- **What you need to do**: Print the listing below exactly.

[Data records]

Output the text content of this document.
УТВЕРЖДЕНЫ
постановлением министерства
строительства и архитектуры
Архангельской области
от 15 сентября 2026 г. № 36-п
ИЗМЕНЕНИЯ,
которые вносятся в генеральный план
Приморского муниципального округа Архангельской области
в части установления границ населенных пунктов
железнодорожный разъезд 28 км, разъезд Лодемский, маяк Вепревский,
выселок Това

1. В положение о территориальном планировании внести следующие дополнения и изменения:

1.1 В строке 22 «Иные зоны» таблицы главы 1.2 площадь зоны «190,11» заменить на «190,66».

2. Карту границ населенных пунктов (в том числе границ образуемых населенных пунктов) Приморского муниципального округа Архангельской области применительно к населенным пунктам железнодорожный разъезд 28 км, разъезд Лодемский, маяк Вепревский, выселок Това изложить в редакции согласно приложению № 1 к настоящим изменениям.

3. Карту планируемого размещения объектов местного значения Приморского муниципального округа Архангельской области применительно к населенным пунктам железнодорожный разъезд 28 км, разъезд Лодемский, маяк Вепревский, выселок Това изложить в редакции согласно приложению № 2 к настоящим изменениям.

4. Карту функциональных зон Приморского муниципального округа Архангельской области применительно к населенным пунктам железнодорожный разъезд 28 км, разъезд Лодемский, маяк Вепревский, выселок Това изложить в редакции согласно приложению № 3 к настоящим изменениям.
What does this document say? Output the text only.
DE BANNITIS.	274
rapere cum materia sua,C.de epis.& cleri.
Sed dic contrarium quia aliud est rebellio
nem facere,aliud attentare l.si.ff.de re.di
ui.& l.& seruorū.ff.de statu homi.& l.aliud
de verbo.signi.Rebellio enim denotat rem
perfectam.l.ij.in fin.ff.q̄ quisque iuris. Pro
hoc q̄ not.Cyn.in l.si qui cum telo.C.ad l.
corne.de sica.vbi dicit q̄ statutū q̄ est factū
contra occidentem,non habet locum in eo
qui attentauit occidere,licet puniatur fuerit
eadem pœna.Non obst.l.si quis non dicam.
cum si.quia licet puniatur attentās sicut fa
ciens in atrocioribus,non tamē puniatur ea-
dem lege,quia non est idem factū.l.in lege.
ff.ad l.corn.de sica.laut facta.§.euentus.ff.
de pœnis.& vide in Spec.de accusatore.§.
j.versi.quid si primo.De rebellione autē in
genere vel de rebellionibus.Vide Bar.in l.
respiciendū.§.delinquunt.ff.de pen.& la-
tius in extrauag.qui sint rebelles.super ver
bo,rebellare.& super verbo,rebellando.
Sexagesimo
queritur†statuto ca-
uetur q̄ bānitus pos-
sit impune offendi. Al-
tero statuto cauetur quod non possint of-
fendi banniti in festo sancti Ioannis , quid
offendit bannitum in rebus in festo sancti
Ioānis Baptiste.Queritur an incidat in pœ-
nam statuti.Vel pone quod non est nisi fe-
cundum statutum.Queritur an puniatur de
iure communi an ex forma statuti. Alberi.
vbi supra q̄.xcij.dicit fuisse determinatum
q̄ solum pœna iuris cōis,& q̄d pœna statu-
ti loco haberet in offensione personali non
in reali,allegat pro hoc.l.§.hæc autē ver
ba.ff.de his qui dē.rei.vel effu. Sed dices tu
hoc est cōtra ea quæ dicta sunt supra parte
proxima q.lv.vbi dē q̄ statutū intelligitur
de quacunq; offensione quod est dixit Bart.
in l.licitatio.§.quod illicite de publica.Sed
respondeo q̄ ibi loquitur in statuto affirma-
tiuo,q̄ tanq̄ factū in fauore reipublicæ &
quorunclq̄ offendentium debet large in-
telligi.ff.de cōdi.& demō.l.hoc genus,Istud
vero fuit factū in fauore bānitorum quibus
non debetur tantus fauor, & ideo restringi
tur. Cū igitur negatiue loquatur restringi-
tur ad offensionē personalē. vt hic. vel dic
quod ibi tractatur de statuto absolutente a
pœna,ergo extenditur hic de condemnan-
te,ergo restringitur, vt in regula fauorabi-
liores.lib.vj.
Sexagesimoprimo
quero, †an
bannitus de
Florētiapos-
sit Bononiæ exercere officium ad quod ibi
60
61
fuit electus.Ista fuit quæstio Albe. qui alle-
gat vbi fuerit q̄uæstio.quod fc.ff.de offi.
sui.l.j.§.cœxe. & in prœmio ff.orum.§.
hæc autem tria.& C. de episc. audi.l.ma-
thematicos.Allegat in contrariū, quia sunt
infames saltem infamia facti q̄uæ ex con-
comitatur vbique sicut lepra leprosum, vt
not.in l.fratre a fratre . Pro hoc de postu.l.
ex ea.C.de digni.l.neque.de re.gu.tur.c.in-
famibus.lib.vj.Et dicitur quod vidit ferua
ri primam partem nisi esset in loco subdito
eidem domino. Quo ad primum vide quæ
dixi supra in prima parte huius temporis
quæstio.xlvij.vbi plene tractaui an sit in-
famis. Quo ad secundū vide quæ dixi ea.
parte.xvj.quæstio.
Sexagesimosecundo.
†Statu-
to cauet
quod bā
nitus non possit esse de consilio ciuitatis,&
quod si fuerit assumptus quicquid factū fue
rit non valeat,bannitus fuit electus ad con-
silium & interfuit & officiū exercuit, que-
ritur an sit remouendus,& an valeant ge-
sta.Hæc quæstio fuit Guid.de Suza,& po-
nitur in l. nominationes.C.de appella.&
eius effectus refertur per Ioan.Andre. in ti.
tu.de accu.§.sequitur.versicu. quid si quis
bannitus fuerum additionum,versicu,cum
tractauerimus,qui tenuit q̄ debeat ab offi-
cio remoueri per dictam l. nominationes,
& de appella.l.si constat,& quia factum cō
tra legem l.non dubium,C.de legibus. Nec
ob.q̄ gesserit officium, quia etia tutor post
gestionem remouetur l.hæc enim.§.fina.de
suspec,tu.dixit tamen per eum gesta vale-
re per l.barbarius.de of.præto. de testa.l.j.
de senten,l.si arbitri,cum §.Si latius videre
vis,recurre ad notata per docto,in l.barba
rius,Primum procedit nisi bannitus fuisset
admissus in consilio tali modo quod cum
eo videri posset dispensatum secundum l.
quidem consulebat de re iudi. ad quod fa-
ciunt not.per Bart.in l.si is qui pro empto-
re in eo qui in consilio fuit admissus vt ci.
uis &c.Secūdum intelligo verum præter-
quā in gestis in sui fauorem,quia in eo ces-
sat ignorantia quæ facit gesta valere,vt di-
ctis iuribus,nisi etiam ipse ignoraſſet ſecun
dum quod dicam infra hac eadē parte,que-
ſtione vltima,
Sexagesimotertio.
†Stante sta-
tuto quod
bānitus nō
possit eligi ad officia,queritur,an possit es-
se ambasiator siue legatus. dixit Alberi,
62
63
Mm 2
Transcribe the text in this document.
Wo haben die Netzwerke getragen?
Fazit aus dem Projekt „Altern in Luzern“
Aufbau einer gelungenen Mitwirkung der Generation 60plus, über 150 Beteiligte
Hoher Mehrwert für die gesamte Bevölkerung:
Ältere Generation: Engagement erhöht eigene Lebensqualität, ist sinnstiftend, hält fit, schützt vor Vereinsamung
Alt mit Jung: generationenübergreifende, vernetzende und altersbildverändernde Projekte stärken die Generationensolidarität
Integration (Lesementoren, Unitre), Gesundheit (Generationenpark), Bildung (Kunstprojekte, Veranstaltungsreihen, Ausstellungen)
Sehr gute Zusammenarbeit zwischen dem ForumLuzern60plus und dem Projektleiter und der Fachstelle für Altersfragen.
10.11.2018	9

- **In response**:
Output the text content of this document.
УТВЕРЖДЕНЫ
постановлением министерства
строительства и архитектуры
Архангельской области
от 15 сентября 2026 г. № 36-п
ИЗМЕНЕНИЯ,
которые вносятся в генеральный план
Приморского муниципального округа Архангельской области
в части установления границ населенных пунктов
железнодорожный разъезд 28 км, разъезд Лодемский, маяк Вепревский,
выселок Това

1. В положение о территориальном планировании внести следующие дополнения и изменения:

1.1 В строке 22 «Иные зоны» таблицы главы 1.2 площадь зоны «190,11» заменить на «190,66».

2. Карту границ населенных пунктов (в том числе границ образуемых населенных пунктов) Приморского муниципального округа Архангельской области применительно к населенным пунктам железнодорожный разъезд 28 км, разъезд Лодемский, маяк Вепревский, выселок Това изложить в редакции согласно приложению № 1 к настоящим изменениям.

3. Карту планируемого размещения объектов местного значения Приморского муниципального округа Архангельской области применительно к населенным пунктам железнодорожный разъезд 28 км, разъезд Лодемский, маяк Вепревский, выселок Това изложить в редакции согласно приложению № 2 к настоящим изменениям.

4. Карту функциональных зон Приморского муниципального округа Архангельской области применительно к населенным пунктам железнодорожный разъезд 28 км, разъезд Лодемский, маяк Вепревский, выселок Това изложить в редакции согласно приложению № 3 к настоящим изменениям.
What does this document say? Output the text only.
DE BANNITIS.	274
rapere cum materia sua,C.de epis.& cleri.
Sed dic contrarium quia aliud est rebellio
nem facere,aliud attentare l.si.ff.de re.di
ui.& l.& seruorū.ff.de statu homi.& l.aliud
de verbo.signi.Rebellio enim denotat rem
perfectam.l.ij.in fin.ff.q̄ quisque iuris. Pro
hoc q̄ not.Cyn.in l.si qui cum telo.C.ad l.
corne.de sica.vbi dicit q̄ statutū q̄ est factū
contra occidentem,non habet locum in eo
qui attentauit occidere,licet puniatur fuerit
eadem pœna.Non obst.l.si quis non dicam.
cum si.quia licet puniatur attentās sicut fa
ciens in atrocioribus,non tamē puniatur ea-
dem lege,quia non est idem factū.l.in lege.
ff.ad l.corn.de sica.laut facta.§.euentus.ff.
de pœnis.& vide in Spec.de accusatore.§.
j.versi.quid si primo.De rebellione autē in
genere vel de rebellionibus.Vide Bar.in l.
respiciendū.§.delinquunt.ff.de pen.& la-
tius in extrauag.qui sint rebelles.super ver
bo,rebellare.& super verbo,rebellando.
Sexagesimo
queritur†statuto ca-
uetur q̄ bānitus pos-
sit impune offendi. Al-
tero statuto cauetur quod non possint of-
fendi banniti in festo sancti Ioannis , quid
offendit bannitum in rebus in festo sancti
Ioānis Baptiste.Queritur an incidat in pœ-
nam statuti.Vel pone quod non est nisi fe-
cundum statutum.Queritur an puniatur de
iure communi an ex forma statuti. Alberi.
vbi supra q̄.xcij.dicit fuisse determinatum
q̄ solum pœna iuris cōis,& q̄d pœna statu-
ti loco haberet in offensione personali non
in reali,allegat pro hoc.l.§.hæc autē ver
ba.ff.de his qui dē.rei.vel effu. Sed dices tu
hoc est cōtra ea quæ dicta sunt supra parte
proxima q.lv.vbi dē q̄ statutū intelligitur
de quacunq; offensione quod est dixit Bart.
in l.licitatio.§.quod illicite de publica.Sed
respondeo q̄ ibi loquitur in statuto affirma-
tiuo,q̄ tanq̄ factū in fauore reipublicæ &
quorunclq̄ offendentium debet large in-
telligi.ff.de cōdi.& demō.l.hoc genus,Istud
vero fuit factū in fauore bānitorum quibus
non debetur tantus fauor, & ideo restringi
tur. Cū igitur negatiue loquatur restringi-
tur ad offensionē personalē. vt hic. vel dic
quod ibi tractatur de statuto absolutente a
pœna,ergo extenditur hic de condemnan-
te,ergo restringitur, vt in regula fauorabi-
liores.lib.vj.
Sexagesimoprimo
quero, †an
bannitus de
Florētiapos-
sit Bononiæ exercere officium ad quod ibi
60
61
fuit electus.Ista fuit quæstio Albe. qui alle-
gat vbi fuerit q̄uæstio.quod fc.ff.de offi.
sui.l.j.§.cœxe. & in prœmio ff.orum.§.
hæc autem tria.& C. de episc. audi.l.ma-
thematicos.Allegat in contrariū, quia sunt
infames saltem infamia facti q̄uæ ex con-
comitatur vbique sicut lepra leprosum, vt
not.in l.fratre a fratre . Pro hoc de postu.l.
ex ea.C.de digni.l.neque.de re.gu.tur.c.in-
famibus.lib.vj.Et dicitur quod vidit ferua
ri primam partem nisi esset in loco subdito
eidem domino. Quo ad primum vide quæ
dixi supra in prima parte huius temporis
quæstio.xlvij.vbi plene tractaui an sit in-
famis. Quo ad secundū vide quæ dixi ea.
parte.xvj.quæstio.
Sexagesimosecundo.
†Statu-
to cauet
quod bā
nitus non possit esse de consilio ciuitatis,&
quod si fuerit assumptus quicquid factū fue
rit non valeat,bannitus fuit electus ad con-
silium & interfuit & officiū exercuit, que-
ritur an sit remouendus,& an valeant ge-
sta.Hæc quæstio fuit Guid.de Suza,& po-
nitur in l. nominationes.C.de appella.&
eius effectus refertur per Ioan.Andre. in ti.
tu.de accu.§.sequitur.versicu. quid si quis
bannitus fuerum additionum,versicu,cum
tractauerimus,qui tenuit q̄ debeat ab offi-
cio remoueri per dictam l. nominationes,
& de appella.l.si constat,& quia factum cō
tra legem l.non dubium,C.de legibus. Nec
ob.q̄ gesserit officium, quia etia tutor post
gestionem remouetur l.hæc enim.§.fina.de
suspec,tu.dixit tamen per eum gesta vale-
re per l.barbarius.de of.præto. de testa.l.j.
de senten,l.si arbitri,cum §.Si latius videre
vis,recurre ad notata per docto,in l.barba
rius,Primum procedit nisi bannitus fuisset
admissus in consilio tali modo quod cum
eo videri posset dispensatum secundum l.
quidem consulebat de re iudi. ad quod fa-
ciunt not.per Bart.in l.si is qui pro empto-
re in eo qui in consilio fuit admissus vt ci.
uis &c.Secūdum intelligo verum præter-
quā in gestis in sui fauorem,quia in eo ces-
sat ignorantia quæ facit gesta valere,vt di-
ctis iuribus,nisi etiam ipse ignoraſſet ſecun
dum quod dicam infra hac eadē parte,que-
ſtione vltima,
Sexagesimotertio.
†Stante sta-
tuto quod
bānitus nō
possit eligi ad officia,queritur,an possit es-
se ambasiator siue legatus. dixit Alberi,
62
63
Mm 2
Transcribe the text in this document.
Wo haben die Netzwerke getragen?
Fazit aus dem Projekt „Altern in Luzern“
Aufbau einer gelungenen Mitwirkung der Generation 60plus, über 150 Beteiligte
Hoher Mehrwert für die gesamte Bevölkerung:
Ältere Generation: Engagement erhöht eigene Lebensqualität, ist sinnstiftend, hält fit, schützt vor Vereinsamung
Alt mit Jung: generationenübergreifende, vernetzende und altersbildverändernde Projekte stärken die Generationensolidarität
Integration (Lesementoren, Unitre), Gesundheit (Generationenpark), Bildung (Kunstprojekte, Veranstaltungsreihen, Ausstellungen)
Sehr gute Zusammenarbeit zwischen dem ForumLuzern60plus und dem Projektleiter und der Fachstelle für Altersfragen.
10.11.2018	9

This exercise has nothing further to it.